-- Begin --

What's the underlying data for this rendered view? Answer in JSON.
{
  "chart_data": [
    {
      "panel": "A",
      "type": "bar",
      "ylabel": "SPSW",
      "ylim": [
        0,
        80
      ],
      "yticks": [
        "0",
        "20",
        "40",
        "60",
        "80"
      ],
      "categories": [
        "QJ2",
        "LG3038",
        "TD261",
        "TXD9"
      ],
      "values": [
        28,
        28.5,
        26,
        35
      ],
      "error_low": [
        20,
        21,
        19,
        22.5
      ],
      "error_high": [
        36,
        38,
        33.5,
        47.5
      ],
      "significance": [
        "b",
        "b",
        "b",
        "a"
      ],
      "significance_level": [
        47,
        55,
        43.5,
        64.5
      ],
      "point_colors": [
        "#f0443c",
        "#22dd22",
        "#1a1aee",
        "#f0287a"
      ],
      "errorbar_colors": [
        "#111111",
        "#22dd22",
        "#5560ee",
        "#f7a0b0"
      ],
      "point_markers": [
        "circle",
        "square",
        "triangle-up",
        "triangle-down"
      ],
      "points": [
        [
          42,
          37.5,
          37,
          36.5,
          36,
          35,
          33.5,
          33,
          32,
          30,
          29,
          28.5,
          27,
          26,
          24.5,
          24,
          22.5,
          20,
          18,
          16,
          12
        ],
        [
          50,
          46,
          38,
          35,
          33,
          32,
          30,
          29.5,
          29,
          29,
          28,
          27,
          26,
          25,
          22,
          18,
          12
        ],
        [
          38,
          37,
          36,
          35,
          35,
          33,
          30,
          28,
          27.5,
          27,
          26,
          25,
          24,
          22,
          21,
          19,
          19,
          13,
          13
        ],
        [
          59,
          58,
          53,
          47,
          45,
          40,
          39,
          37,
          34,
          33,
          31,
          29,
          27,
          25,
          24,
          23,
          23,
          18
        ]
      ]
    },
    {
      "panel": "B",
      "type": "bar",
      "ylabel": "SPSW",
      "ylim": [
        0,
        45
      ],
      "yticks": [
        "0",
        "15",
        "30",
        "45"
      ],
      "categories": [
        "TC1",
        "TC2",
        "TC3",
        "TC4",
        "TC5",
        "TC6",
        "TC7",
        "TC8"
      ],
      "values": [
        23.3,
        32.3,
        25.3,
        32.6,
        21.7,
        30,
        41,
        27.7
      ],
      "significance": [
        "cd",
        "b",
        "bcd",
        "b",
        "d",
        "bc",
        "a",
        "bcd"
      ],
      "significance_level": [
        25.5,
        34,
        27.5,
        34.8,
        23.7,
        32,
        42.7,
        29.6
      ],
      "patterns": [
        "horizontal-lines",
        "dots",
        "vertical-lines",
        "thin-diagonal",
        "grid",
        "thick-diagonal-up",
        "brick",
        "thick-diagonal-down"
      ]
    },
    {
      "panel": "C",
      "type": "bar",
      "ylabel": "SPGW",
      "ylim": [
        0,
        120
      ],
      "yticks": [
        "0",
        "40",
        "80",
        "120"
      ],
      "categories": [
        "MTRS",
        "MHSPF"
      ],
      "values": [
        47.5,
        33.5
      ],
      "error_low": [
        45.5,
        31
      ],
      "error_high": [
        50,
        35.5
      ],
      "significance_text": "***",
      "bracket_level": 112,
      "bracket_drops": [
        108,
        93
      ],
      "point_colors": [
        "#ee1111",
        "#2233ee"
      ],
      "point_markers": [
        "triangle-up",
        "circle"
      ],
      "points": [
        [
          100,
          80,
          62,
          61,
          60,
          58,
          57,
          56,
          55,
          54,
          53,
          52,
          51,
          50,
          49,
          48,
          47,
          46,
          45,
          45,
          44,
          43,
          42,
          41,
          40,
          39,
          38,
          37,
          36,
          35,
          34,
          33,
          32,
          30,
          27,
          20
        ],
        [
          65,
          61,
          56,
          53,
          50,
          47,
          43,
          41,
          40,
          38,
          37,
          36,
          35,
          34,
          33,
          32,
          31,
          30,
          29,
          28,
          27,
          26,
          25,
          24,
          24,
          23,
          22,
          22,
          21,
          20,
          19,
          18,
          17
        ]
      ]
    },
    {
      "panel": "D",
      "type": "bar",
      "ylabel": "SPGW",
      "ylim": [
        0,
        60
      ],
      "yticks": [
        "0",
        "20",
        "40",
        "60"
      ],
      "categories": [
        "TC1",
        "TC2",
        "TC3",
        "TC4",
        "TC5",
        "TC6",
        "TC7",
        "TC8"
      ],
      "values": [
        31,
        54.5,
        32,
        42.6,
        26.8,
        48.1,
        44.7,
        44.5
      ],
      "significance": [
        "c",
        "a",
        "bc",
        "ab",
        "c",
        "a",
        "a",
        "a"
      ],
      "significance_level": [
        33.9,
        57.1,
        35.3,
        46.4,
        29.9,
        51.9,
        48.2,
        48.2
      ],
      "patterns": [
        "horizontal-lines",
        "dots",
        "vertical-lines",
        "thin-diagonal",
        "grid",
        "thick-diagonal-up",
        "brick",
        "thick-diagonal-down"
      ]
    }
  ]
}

-- End --

Requirement:
Write the material out again in its entirety, exactly as shown.

Task response:
What's the underlying data for this rendered view? Answer in JSON.
{
  "chart_data": [
    {
      "panel": "A",
      "type": "bar",
      "ylabel": "SPSW",
      "ylim": [
        0,
        80
      ],
      "yticks": [
        "0",
        "20",
        "40",
        "60",
        "80"
      ],
      "categories": [
        "QJ2",
        "LG3038",
        "TD261",
        "TXD9"
      ],
      "values": [
        28,
        28.5,
        26,
        35
      ],
      "error_low": [
        20,
        21,
        19,
        22.5
      ],
      "error_high": [
        36,
        38,
        33.5,
        47.5
      ],
      "significance": [
        "b",
        "b",
        "b",
        "a"
      ],
      "significance_level": [
        47,
        55,
        43.5,
        64.5
      ],
      "point_colors": [
        "#f0443c",
        "#22dd22",
        "#1a1aee",
        "#f0287a"
      ],
      "errorbar_colors": [
        "#111111",
        "#22dd22",
        "#5560ee",
        "#f7a0b0"
      ],
      "point_markers": [
        "circle",
        "square",
        "triangle-up",
        "triangle-down"
      ],
      "points": [
        [
          42,
          37.5,
          37,
          36.5,
          36,
          35,
          33.5,
          33,
          32,
          30,
          29,
          28.5,
          27,
          26,
          24.5,
          24,
          22.5,
          20,
          18,
          16,
          12
        ],
        [
          50,
          46,
          38,
          35,
          33,
          32,
          30,
          29.5,
          29,
          29,
          28,
          27,
          26,
          25,
          22,
          18,
          12
        ],
        [
          38,
          37,
          36,
          35,
          35,
          33,
          30,
          28,
          27.5,
          27,
          26,
          25,
          24,
          22,
          21,
          19,
          19,
          13,
          13
        ],
        [
          59,
          58,
          53,
          47,
          45,
          40,
          39,
          37,
          34,
          33,
          31,
          29,
          27,
          25,
          24,
          23,
          23,
          18
        ]
      ]
    },
    {
      "panel": "B",
      "type": "bar",
      "ylabel": "SPSW",
      "ylim": [
        0,
        45
      ],
      "yticks": [
        "0",
        "15",
        "30",
        "45"
      ],
      "categories": [
        "TC1",
        "TC2",
        "TC3",
        "TC4",
        "TC5",
        "TC6",
        "TC7",
        "TC8"
      ],
      "values": [
        23.3,
        32.3,
        25.3,
        32.6,
        21.7,
        30,
        41,
        27.7
      ],
      "significance": [
        "cd",
        "b",
        "bcd",
        "b",
        "d",
        "bc",
        "a",
        "bcd"
      ],
      "significance_level": [
        25.5,
        34,
        27.5,
        34.8,
        23.7,
        32,
        42.7,
        29.6
      ],
      "patterns": [
        "horizontal-lines",
        "dots",
        "vertical-lines",
        "thin-diagonal",
        "grid",
        "thick-diagonal-up",
        "brick",
        "thick-diagonal-down"
      ]
    },
    {
      "panel": "C",
      "type": "bar",
      "ylabel": "SPGW",
      "ylim": [
        0,
        120
      ],
      "yticks": [
        "0",
        "40",
        "80",
        "120"
      ],
      "categories": [
        "MTRS",
        "MHSPF"
      ],
      "values": [
        47.5,
        33.5
      ],
      "error_low": [
        45.5,
        31
      ],
      "error_high": [
        50,
        35.5
      ],
      "significance_text": "***",
      "bracket_level": 112,
      "bracket_drops": [
        108,
        93
      ],
      "point_colors": [
        "#ee1111",
        "#2233ee"
      ],
      "point_markers": [
        "triangle-up",
        "circle"
      ],
      "points": [
        [
          100,
          80,
          62,
          61,
          60,
          58,
          57,
          56,
          55,
          54,
          53,
          52,
          51,
          50,
          49,
          48,
          47,
          46,
          45,
          45,
          44,
          43,
          42,
          41,
          40,
          39,
          38,
          37,
          36,
          35,
          34,
          33,
          32,
          30,
          27,
          20
        ],
        [
          65,
          61,
          56,
          53,
          50,
          47,
          43,
          41,
          40,
          38,
          37,
          36,
          35,
          34,
          33,
          32,
          31,
          30,
          29,
          28,
          27,
          26,
          25,
          24,
          24,
          23,
          22,
          22,
          21,
          20,
          19,
          18,
          17
        ]
      ]
    },
    {
      "panel": "D",
      "type": "bar",
      "ylabel": "SPGW",
      "ylim": [
        0,
        60
      ],
      "yticks": [
        "0",
        "20",
        "40",
        "60"
      ],
      "categories": [
        "TC1",
        "TC2",
        "TC3",
        "TC4",
        "TC5",
        "TC6",
        "TC7",
        "TC8"
      ],
      "values": [
        31,
        54.5,
        32,
        42.6,
        26.8,
        48.1,
        44.7,
        44.5
      ],
      "significance": [
        "c",
        "a",
        "bc",
        "ab",
        "c",
        "a",
        "a",
        "a"
      ],
      "significance_level": [
        33.9,
        57.1,
        35.3,
        46.4,
        29.9,
        51.9,
        48.2,
        48.2
      ],
      "patterns": [
        "horizontal-lines",
        "dots",
        "vertical-lines",
        "thin-diagonal",
        "grid",
        "thick-diagonal-up",
        "brick",
        "thick-diagonal-down"
      ]
    }
  ]
}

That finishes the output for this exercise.